*Work to be completed*:
Output the material beneath this task exactly, images excluded.

*Records provided*:
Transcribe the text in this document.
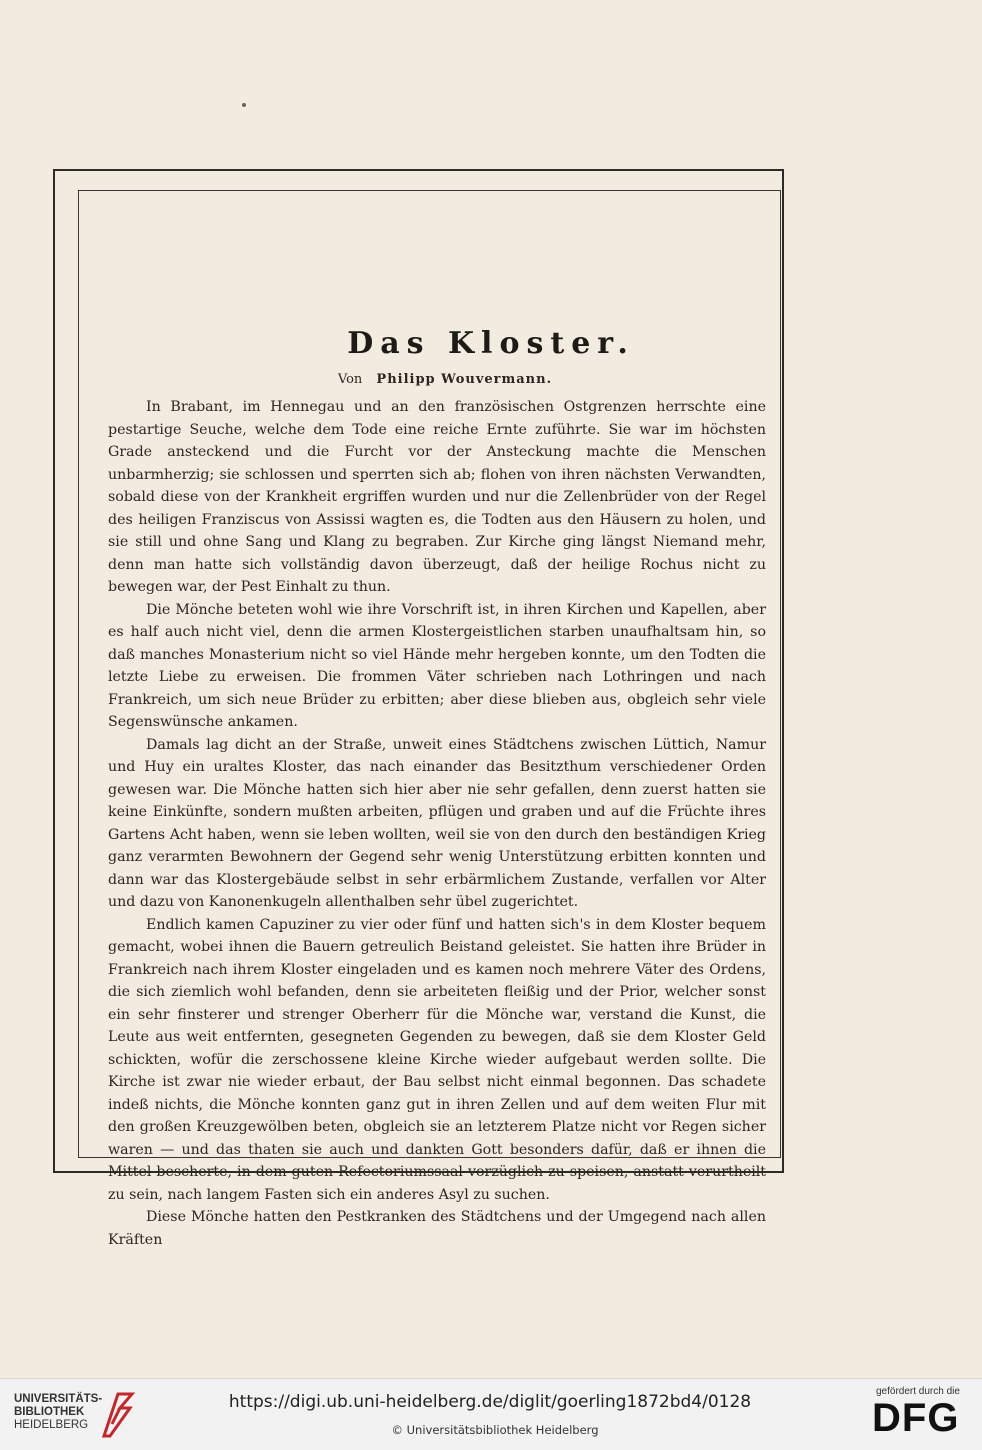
Das Kloster.
Von Philipp Wouvermann.

In Brabant, im Hennegau und an den französischen Ostgrenzen herrschte eine pestartige Seuche, welche dem Tode eine reiche Ernte zuführte. Sie war im höchsten Grade ansteckend und die Furcht vor der Ansteckung machte die Menschen unbarmherzig; sie schlossen und sperrten sich ab; flohen von ihren nächsten Verwandten, sobald diese von der Krankheit ergriffen wurden und nur die Zellenbrüder von der Regel des heiligen Franziscus von Assissi wagten es, die Todten aus den Häusern zu holen, und sie still und ohne Sang und Klang zu begraben. Zur Kirche ging längst Niemand mehr, denn man hatte sich vollständig davon überzeugt, daß der heilige Rochus nicht zu bewegen war, der Pest Einhalt zu thun.

Die Mönche beteten wohl wie ihre Vorschrift ist, in ihren Kirchen und Kapellen, aber es half auch nicht viel, denn die armen Klostergeistlichen starben unaufhaltsam hin, so daß manches Monasterium nicht so viel Hände mehr hergeben konnte, um den Todten die letzte Liebe zu erweisen. Die frommen Väter schrieben nach Lothringen und nach Frankreich, um sich neue Brüder zu erbitten; aber diese blieben aus, obgleich sehr viele Segenswünsche ankamen.

Damals lag dicht an der Straße, unweit eines Städtchens zwischen Lüttich, Namur und Huy ein uraltes Kloster, das nach einander das Besitzthum verschiedener Orden gewesen war. Die Mönche hatten sich hier aber nie sehr gefallen, denn zuerst hatten sie keine Einkünfte, sondern mußten arbeiten, pflügen und graben und auf die Früchte ihres Gartens Acht haben, wenn sie leben wollten, weil sie von den durch den beständigen Krieg ganz verarmten Bewohnern der Gegend sehr wenig Unterstützung erbitten konnten und dann war das Klostergebäude selbst in sehr erbärmlichem Zustande, verfallen vor Alter und dazu von Kanonenkugeln allenthalben sehr übel zugerichtet.

Endlich kamen Capuziner zu vier oder fünf und hatten sich's in dem Kloster bequem gemacht, wobei ihnen die Bauern getreulich Beistand geleistet. Sie hatten ihre Brüder in Frankreich nach ihrem Kloster eingeladen und es kamen noch mehrere Väter des Ordens, die sich ziemlich wohl befanden, denn sie arbeiteten fleißig und der Prior, welcher sonst ein sehr finsterer und strenger Oberherr für die Mönche war, verstand die Kunst, die Leute aus weit entfernten, gesegneten Gegenden zu bewegen, daß sie dem Kloster Geld schickten, wofür die zerschossene kleine Kirche wieder aufgebaut werden sollte. Die Kirche ist zwar nie wieder erbaut, der Bau selbst nicht einmal begonnen. Das schadete indeß nichts, die Mönche konnten ganz gut in ihren Zellen und auf dem weiten Flur mit den großen Kreuzgewölben beten, obgleich sie an letzterem Platze nicht vor Regen sicher waren — und das thaten sie auch und dankten Gott besonders dafür, daß er ihnen die Mittel bescherte, in dem guten Refectoriumssaal vorzüglich zu speisen, anstatt verurtheilt zu sein, nach langem Fasten sich ein anderes Asyl zu suchen.

Diese Mönche hatten den Pestkranken des Städtchens und der Umgegend nach allen Kräften

UNIVERSITÄTS-
BIBLIOTHEK
HEIDELBERG
https://digi.ub.uni-heidelberg.de/diglit/goerling1872bd4/0128
© Universitätsbibliothek Heidelberg
gefördert durch die
DFG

*Result of this task*:
Transcribe the text in this document.
Das Kloster.
Von Philipp Wouvermann.

In Brabant, im Hennegau und an den französischen Ostgrenzen herrschte eine pestartige Seuche, welche dem Tode eine reiche Ernte zuführte. Sie war im höchsten Grade ansteckend und die Furcht vor der Ansteckung machte die Menschen unbarmherzig; sie schlossen und sperrten sich ab; flohen von ihren nächsten Verwandten, sobald diese von der Krankheit ergriffen wurden und nur die Zellenbrüder von der Regel des heiligen Franziscus von Assissi wagten es, die Todten aus den Häusern zu holen, und sie still und ohne Sang und Klang zu begraben. Zur Kirche ging längst Niemand mehr, denn man hatte sich vollständig davon überzeugt, daß der heilige Rochus nicht zu bewegen war, der Pest Einhalt zu thun.

Die Mönche beteten wohl wie ihre Vorschrift ist, in ihren Kirchen und Kapellen, aber es half auch nicht viel, denn die armen Klostergeistlichen starben unaufhaltsam hin, so daß manches Monasterium nicht so viel Hände mehr hergeben konnte, um den Todten die letzte Liebe zu erweisen. Die frommen Väter schrieben nach Lothringen und nach Frankreich, um sich neue Brüder zu erbitten; aber diese blieben aus, obgleich sehr viele Segenswünsche ankamen.

Damals lag dicht an der Straße, unweit eines Städtchens zwischen Lüttich, Namur und Huy ein uraltes Kloster, das nach einander das Besitzthum verschiedener Orden gewesen war. Die Mönche hatten sich hier aber nie sehr gefallen, denn zuerst hatten sie keine Einkünfte, sondern mußten arbeiten, pflügen und graben und auf die Früchte ihres Gartens Acht haben, wenn sie leben wollten, weil sie von den durch den beständigen Krieg ganz verarmten Bewohnern der Gegend sehr wenig Unterstützung erbitten konnten und dann war das Klostergebäude selbst in sehr erbärmlichem Zustande, verfallen vor Alter und dazu von Kanonenkugeln allenthalben sehr übel zugerichtet.

Endlich kamen Capuziner zu vier oder fünf und hatten sich's in dem Kloster bequem gemacht, wobei ihnen die Bauern getreulich Beistand geleistet. Sie hatten ihre Brüder in Frankreich nach ihrem Kloster eingeladen und es kamen noch mehrere Väter des Ordens, die sich ziemlich wohl befanden, denn sie arbeiteten fleißig und der Prior, welcher sonst ein sehr finsterer und strenger Oberherr für die Mönche war, verstand die Kunst, die Leute aus weit entfernten, gesegneten Gegenden zu bewegen, daß sie dem Kloster Geld schickten, wofür die zerschossene kleine Kirche wieder aufgebaut werden sollte. Die Kirche ist zwar nie wieder erbaut, der Bau selbst nicht einmal begonnen. Das schadete indeß nichts, die Mönche konnten ganz gut in ihren Zellen und auf dem weiten Flur mit den großen Kreuzgewölben beten, obgleich sie an letzterem Platze nicht vor Regen sicher waren — und das thaten sie auch und dankten Gott besonders dafür, daß er ihnen die Mittel bescherte, in dem guten Refectoriumssaal vorzüglich zu speisen, anstatt verurtheilt zu sein, nach langem Fasten sich ein anderes Asyl zu suchen.

Diese Mönche hatten den Pestkranken des Städtchens und der Umgegend nach allen Kräften

UNIVERSITÄTS-
BIBLIOTHEK
HEIDELBERG
https://digi.ub.uni-heidelberg.de/diglit/goerling1872bd4/0128
© Universitätsbibliothek Heidelberg
gefördert durch die
DFG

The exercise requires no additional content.